== YOUR OBJECTIVE ==
Don't copy the pictures; return every other part of the records exactly.

-------- EXCERPTED RECORDS --------

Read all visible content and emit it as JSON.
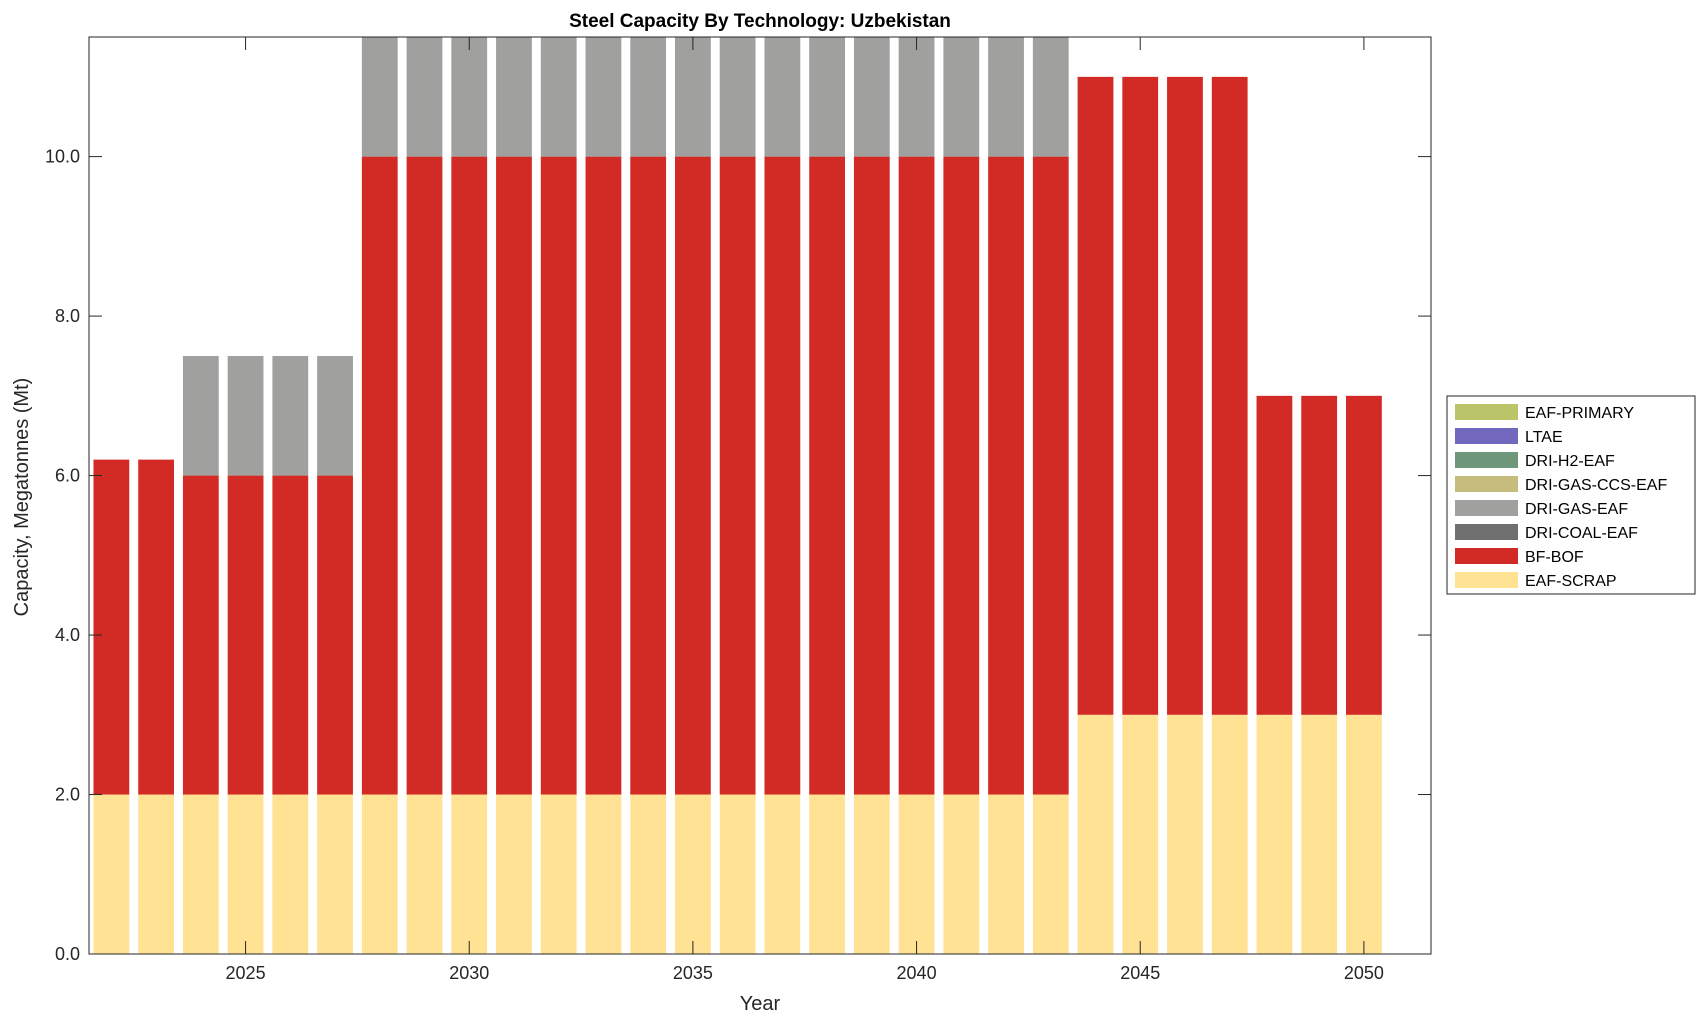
{
  "chart_data": {
    "type": "bar",
    "stacked": true,
    "title": "Steel Capacity By Technology: Uzbekistan",
    "xlabel": "Year",
    "ylabel": "Capacity, Megatonnes (Mt)",
    "xlim": [
      2021.5,
      2051.5
    ],
    "ylim": [
      0,
      11.5
    ],
    "xticks": [
      2025,
      2030,
      2035,
      2040,
      2045,
      2050
    ],
    "xtick_labels": [
      "2025",
      "2030",
      "2035",
      "2040",
      "2045",
      "2050"
    ],
    "yticks": [
      0,
      2,
      4,
      6,
      8,
      10
    ],
    "ytick_labels": [
      "0.0",
      "2.0",
      "4.0",
      "6.0",
      "8.0",
      "10.0"
    ],
    "grid": false,
    "legend_position": "right",
    "categories": [
      2022,
      2023,
      2024,
      2025,
      2026,
      2027,
      2028,
      2029,
      2030,
      2031,
      2032,
      2033,
      2034,
      2035,
      2036,
      2037,
      2038,
      2039,
      2040,
      2041,
      2042,
      2043,
      2044,
      2045,
      2046,
      2047,
      2048,
      2049,
      2050
    ],
    "series": [
      {
        "name": "EAF-SCRAP",
        "color": "#FFE294",
        "values": [
          2,
          2,
          2,
          2,
          2,
          2,
          2,
          2,
          2,
          2,
          2,
          2,
          2,
          2,
          2,
          2,
          2,
          2,
          2,
          2,
          2,
          2,
          3,
          3,
          3,
          3,
          3,
          3,
          3
        ]
      },
      {
        "name": "BF-BOF",
        "color": "#D22A24",
        "values": [
          4.2,
          4.2,
          4,
          4,
          4,
          4,
          8,
          8,
          8,
          8,
          8,
          8,
          8,
          8,
          8,
          8,
          8,
          8,
          8,
          8,
          8,
          8,
          8,
          8,
          8,
          8,
          4,
          4,
          4
        ]
      },
      {
        "name": "DRI-COAL-EAF",
        "color": "#707070",
        "values": [
          0,
          0,
          0,
          0,
          0,
          0,
          0,
          0,
          0,
          0,
          0,
          0,
          0,
          0,
          0,
          0,
          0,
          0,
          0,
          0,
          0,
          0,
          0,
          0,
          0,
          0,
          0,
          0,
          0
        ]
      },
      {
        "name": "DRI-GAS-EAF",
        "color": "#A0A09E",
        "values": [
          0,
          0,
          1.5,
          1.5,
          1.5,
          1.5,
          1.5,
          1.5,
          1.5,
          1.5,
          1.5,
          1.5,
          1.5,
          1.5,
          1.5,
          1.5,
          1.5,
          1.5,
          1.5,
          1.5,
          1.5,
          1.5,
          0,
          0,
          0,
          0,
          0,
          0,
          0
        ]
      },
      {
        "name": "DRI-GAS-CCS-EAF",
        "color": "#C6BC7E",
        "values": [
          0,
          0,
          0,
          0,
          0,
          0,
          0,
          0,
          0,
          0,
          0,
          0,
          0,
          0,
          0,
          0,
          0,
          0,
          0,
          0,
          0,
          0,
          0,
          0,
          0,
          0,
          0,
          0,
          0
        ]
      },
      {
        "name": "DRI-H2-EAF",
        "color": "#6E9678",
        "values": [
          0,
          0,
          0,
          0,
          0,
          0,
          0,
          0,
          0,
          0,
          0,
          0,
          0,
          0,
          0,
          0,
          0,
          0,
          0,
          0,
          0,
          0,
          0,
          0,
          0,
          0,
          0,
          0,
          0
        ]
      },
      {
        "name": "LTAE",
        "color": "#7268BE",
        "values": [
          0,
          0,
          0,
          0,
          0,
          0,
          0,
          0,
          0,
          0,
          0,
          0,
          0,
          0,
          0,
          0,
          0,
          0,
          0,
          0,
          0,
          0,
          0,
          0,
          0,
          0,
          0,
          0,
          0
        ]
      },
      {
        "name": "EAF-PRIMARY",
        "color": "#BAC468",
        "values": [
          0,
          0,
          0,
          0,
          0,
          0,
          0,
          0,
          0,
          0,
          0,
          0,
          0,
          0,
          0,
          0,
          0,
          0,
          0,
          0,
          0,
          0,
          0,
          0,
          0,
          0,
          0,
          0,
          0
        ]
      }
    ],
    "legend_order": [
      "EAF-PRIMARY",
      "LTAE",
      "DRI-H2-EAF",
      "DRI-GAS-CCS-EAF",
      "DRI-GAS-EAF",
      "DRI-COAL-EAF",
      "BF-BOF",
      "EAF-SCRAP"
    ]
  }
}
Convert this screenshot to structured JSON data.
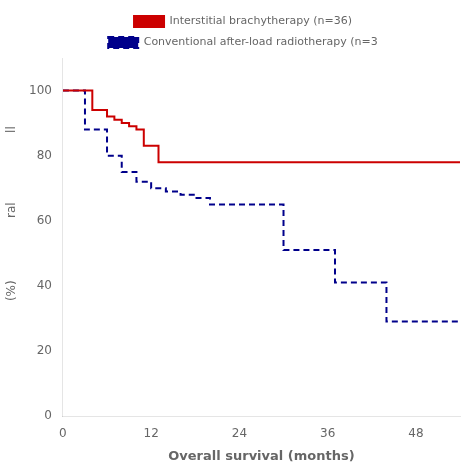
{
  "chart_data": {
    "type": "step",
    "xlabel": "Overall survival (months)",
    "annotations": [
      "ll",
      "ral",
      "(%)"
    ],
    "xlim": [
      0,
      54
    ],
    "ylim": [
      0,
      110
    ],
    "xticks": [
      0,
      12,
      24,
      36,
      48
    ],
    "yticks": [
      0,
      20,
      40,
      60,
      80,
      100
    ],
    "grid": false,
    "legend": "top",
    "series": [
      {
        "name": "Interstitial brachytherapy (n=36)",
        "color": "#cc0000",
        "line_style": "solid",
        "x": [
          0,
          4,
          4,
          6,
          6,
          7,
          7,
          8,
          8,
          9,
          9,
          10,
          10,
          11,
          11,
          13,
          13,
          20,
          20,
          54
        ],
        "values": [
          100,
          100,
          94,
          94,
          92,
          92,
          91,
          91,
          90,
          90,
          89,
          89,
          88,
          88,
          83,
          83,
          78,
          78,
          78,
          78
        ]
      },
      {
        "name": "Conventional after-load radiotherapy (n=3",
        "color": "#00008b",
        "line_style": "dashed",
        "x": [
          0,
          3,
          3,
          6,
          6,
          8,
          8,
          10,
          10,
          12,
          12,
          14,
          14,
          16,
          16,
          18,
          18,
          20,
          20,
          22,
          22,
          30,
          30,
          32,
          32,
          34,
          34,
          37,
          37,
          38,
          38,
          42,
          42,
          44,
          44,
          47,
          47,
          50,
          50,
          54
        ],
        "values": [
          100,
          100,
          88,
          88,
          80,
          80,
          75,
          75,
          72,
          72,
          70,
          70,
          69,
          69,
          68,
          68,
          67,
          67,
          65,
          65,
          65,
          65,
          51,
          51,
          51,
          51,
          51,
          51,
          51,
          41,
          41,
          41,
          41,
          41,
          41,
          29,
          29,
          29,
          29,
          29
        ]
      }
    ]
  }
}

--------

== FULL ANSWER ==
Read all visible content and emit it as JSON.
{
  "chart_data": {
    "type": "bar",
    "stacked": true,
    "title": "Steel Capacity By Technology: Uzbekistan",
    "xlabel": "Year",
    "ylabel": "Capacity, Megatonnes (Mt)",
    "xlim": [
      2021.5,
      2051.5
    ],
    "ylim": [
      0,
      11.5
    ],
    "xticks": [
      2025,
      2030,
      2035,
      2040,
      2045,
      2050
    ],
    "xtick_labels": [
      "2025",
      "2030",
      "2035",
      "2040",
      "2045",
      "2050"
    ],
    "yticks": [
      0,
      2,
      4,
      6,
      8,
      10
    ],
    "ytick_labels": [
      "0.0",
      "2.0",
      "4.0",
      "6.0",
      "8.0",
      "10.0"
    ],
    "grid": false,
    "legend_position": "right",
    "categories": [
      2022,
      2023,
      2024,
      2025,
      2026,
      2027,
      2028,
      2029,
      2030,
      2031,
      2032,
      2033,
      2034,
      2035,
      2036,
      2037,
      2038,
      2039,
      2040,
      2041,
      2042,
      2043,
      2044,
      2045,
      2046,
      2047,
      2048,
      2049,
      2050
    ],
    "series": [
      {
        "name": "EAF-SCRAP",
        "color": "#FFE294",
        "values": [
          2,
          2,
          2,
          2,
          2,
          2,
          2,
          2,
          2,
          2,
          2,
          2,
          2,
          2,
          2,
          2,
          2,
          2,
          2,
          2,
          2,
          2,
          3,
          3,
          3,
          3,
          3,
          3,
          3
        ]
      },
      {
        "name": "BF-BOF",
        "color": "#D22A24",
        "values": [
          4.2,
          4.2,
          4,
          4,
          4,
          4,
          8,
          8,
          8,
          8,
          8,
          8,
          8,
          8,
          8,
          8,
          8,
          8,
          8,
          8,
          8,
          8,
          8,
          8,
          8,
          8,
          4,
          4,
          4
        ]
      },
      {
        "name": "DRI-COAL-EAF",
        "color": "#707070",
        "values": [
          0,
          0,
          0,
          0,
          0,
          0,
          0,
          0,
          0,
          0,
          0,
          0,
          0,
          0,
          0,
          0,
          0,
          0,
          0,
          0,
          0,
          0,
          0,
          0,
          0,
          0,
          0,
          0,
          0
        ]
      },
      {
        "name": "DRI-GAS-EAF",
        "color": "#A0A09E",
        "values": [
          0,
          0,
          1.5,
          1.5,
          1.5,
          1.5,
          1.5,
          1.5,
          1.5,
          1.5,
          1.5,
          1.5,
          1.5,
          1.5,
          1.5,
          1.5,
          1.5,
          1.5,
          1.5,
          1.5,
          1.5,
          1.5,
          0,
          0,
          0,
          0,
          0,
          0,
          0
        ]
      },
      {
        "name": "DRI-GAS-CCS-EAF",
        "color": "#C6BC7E",
        "values": [
          0,
          0,
          0,
          0,
          0,
          0,
          0,
          0,
          0,
          0,
          0,
          0,
          0,
          0,
          0,
          0,
          0,
          0,
          0,
          0,
          0,
          0,
          0,
          0,
          0,
          0,
          0,
          0,
          0
        ]
      },
      {
        "name": "DRI-H2-EAF",
        "color": "#6E9678",
        "values": [
          0,
          0,
          0,
          0,
          0,
          0,
          0,
          0,
          0,
          0,
          0,
          0,
          0,
          0,
          0,
          0,
          0,
          0,
          0,
          0,
          0,
          0,
          0,
          0,
          0,
          0,
          0,
          0,
          0
        ]
      },
      {
        "name": "LTAE",
        "color": "#7268BE",
        "values": [
          0,
          0,
          0,
          0,
          0,
          0,
          0,
          0,
          0,
          0,
          0,
          0,
          0,
          0,
          0,
          0,
          0,
          0,
          0,
          0,
          0,
          0,
          0,
          0,
          0,
          0,
          0,
          0,
          0
        ]
      },
      {
        "name": "EAF-PRIMARY",
        "color": "#BAC468",
        "values": [
          0,
          0,
          0,
          0,
          0,
          0,
          0,
          0,
          0,
          0,
          0,
          0,
          0,
          0,
          0,
          0,
          0,
          0,
          0,
          0,
          0,
          0,
          0,
          0,
          0,
          0,
          0,
          0,
          0
        ]
      }
    ],
    "legend_order": [
      "EAF-PRIMARY",
      "LTAE",
      "DRI-H2-EAF",
      "DRI-GAS-CCS-EAF",
      "DRI-GAS-EAF",
      "DRI-COAL-EAF",
      "BF-BOF",
      "EAF-SCRAP"
    ]
  }
}
Convert this screenshot to structured JSON data.
{
  "chart_data": {
    "type": "step",
    "xlabel": "Overall survival (months)",
    "annotations": [
      "ll",
      "ral",
      "(%)"
    ],
    "xlim": [
      0,
      54
    ],
    "ylim": [
      0,
      110
    ],
    "xticks": [
      0,
      12,
      24,
      36,
      48
    ],
    "yticks": [
      0,
      20,
      40,
      60,
      80,
      100
    ],
    "grid": false,
    "legend": "top",
    "series": [
      {
        "name": "Interstitial brachytherapy (n=36)",
        "color": "#cc0000",
        "line_style": "solid",
        "x": [
          0,
          4,
          4,
          6,
          6,
          7,
          7,
          8,
          8,
          9,
          9,
          10,
          10,
          11,
          11,
          13,
          13,
          20,
          20,
          54
        ],
        "values": [
          100,
          100,
          94,
          94,
          92,
          92,
          91,
          91,
          90,
          90,
          89,
          89,
          88,
          88,
          83,
          83,
          78,
          78,
          78,
          78
        ]
      },
      {
        "name": "Conventional after-load radiotherapy (n=3",
        "color": "#00008b",
        "line_style": "dashed",
        "x": [
          0,
          3,
          3,
          6,
          6,
          8,
          8,
          10,
          10,
          12,
          12,
          14,
          14,
          16,
          16,
          18,
          18,
          20,
          20,
          22,
          22,
          30,
          30,
          32,
          32,
          34,
          34,
          37,
          37,
          38,
          38,
          42,
          42,
          44,
          44,
          47,
          47,
          50,
          50,
          54
        ],
        "values": [
          100,
          100,
          88,
          88,
          80,
          80,
          75,
          75,
          72,
          72,
          70,
          70,
          69,
          69,
          68,
          68,
          67,
          67,
          65,
          65,
          65,
          65,
          51,
          51,
          51,
          51,
          51,
          51,
          51,
          41,
          41,
          41,
          41,
          41,
          41,
          29,
          29,
          29,
          29,
          29
        ]
      }
    ]
  }
}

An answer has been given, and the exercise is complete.